(DOCUMENT PASSAGE):
———

No point in recriminations about the Northern Rock crisis, though if it dents images of omniscience and demonstrates the virtues of sympathetic flexibility it can serve a useful purpose. Our last submission warned of the need to boost liquidity and to reduce both interest rates on interbank lending (as the Fed did to relieve the constipation of the system) and interest rates generally to relieve the pressures on the borrowing public and particularly on the sub-prime sector in its British form.

In our view criticism of the Bank as regulator of the system (to the extent that it still is) are misplaced. Its real failures were in its basic role as controller of interest rates and liquidity. Had our advice been heeded, September`s outcome would have been less damaging because the problems posed by bundled debt, its real valuation and saleability, would have been dealt with at both the top and the bottom of the system.

It is the prerogative of the Central Banker to give moralistic sermons, blaming players for excesses the Bankers themselves have sanctioned. Yet it was always unrealistic to bang on about moral hazard and irresponsibility when political sense should have told the Bank that a threat to any major banking institution, and the prospect of Saatchi-style queues outside branches, would bring government in to stop a collapse.

———

(INFORMATION PROVIDED):
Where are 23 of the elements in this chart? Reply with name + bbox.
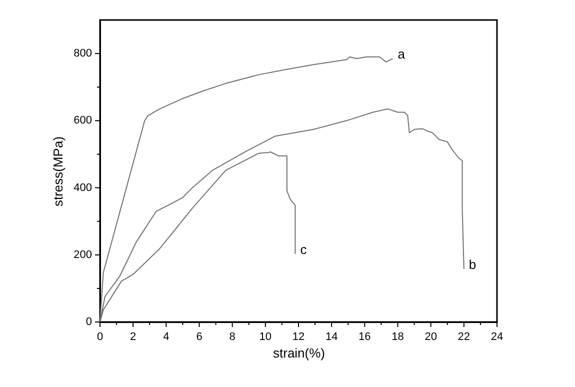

———

(WHAT IS ASKED):
1. Copy the passage of the Northern Rock commentary word for word, beginning at the words "In our view" and stopping after "of the system.".
2. In the Northern Rock commentary, where were the Bank's real failures?
3. Can you continue the Northern Rock commentary from the point where it stops?

(RESULTS BY TASK):
1.
In our view criticism of the Bank as regulator of the system (to the extent that it still is) are misplaced. Its real failures were in its basic role as controller of interest rates and liquidity. Had our advice been heeded, September`s outcome would have been less damaging because the problems posed by bundled debt, its real valuation and saleability, would have been dealt with at both the top and the bottom of the system.

2. In its basic role as controller of interest rates and liquidity.

3.
A modern central banker must be manager not moralist. The best outcome now must be to learn the lessons, provide the same effective deposit guarantee as operates in the USA, and regulate the hedge funds because, rather than the new masters of the universe, they are in fact a new source of instability. There are too many funds to give all the skilled management success requires. Reserves are inadequate. Valuation of their “assets” is haphazard and collusion with the banks must endanger the banking system. The result of all this is that hedge funds` herd instincts are too strong and the consequences of that are serious, if lack of liquidity locks them in. All this was known before. It should be acted on now.

End of sermon. We hope, though, that this experience might lead the Bank to listen more attentively to outside advice. Like ours for this month. Our advice is that the Bank should boost liquidity, reduce the punitive rates charged on its interbank lending facility and reduce general interest rates by the same half percent as the Fed. This reduction should be the prelude to further reductions to take British interest rates below those in both Europe and the US. As justification of this advice we make the following points.

1) The problems which gave rise to the difficulties are still with us. American sub prime debt is still a problem. So is its British equivalent in the large numbers of people who took out a low interest rate mortgages or were allowed excessive borrowings on the assumption that house prices would rise. The first group now face a programmed increase whatever happens to interest rates more generally. The second has an unsupportable burden.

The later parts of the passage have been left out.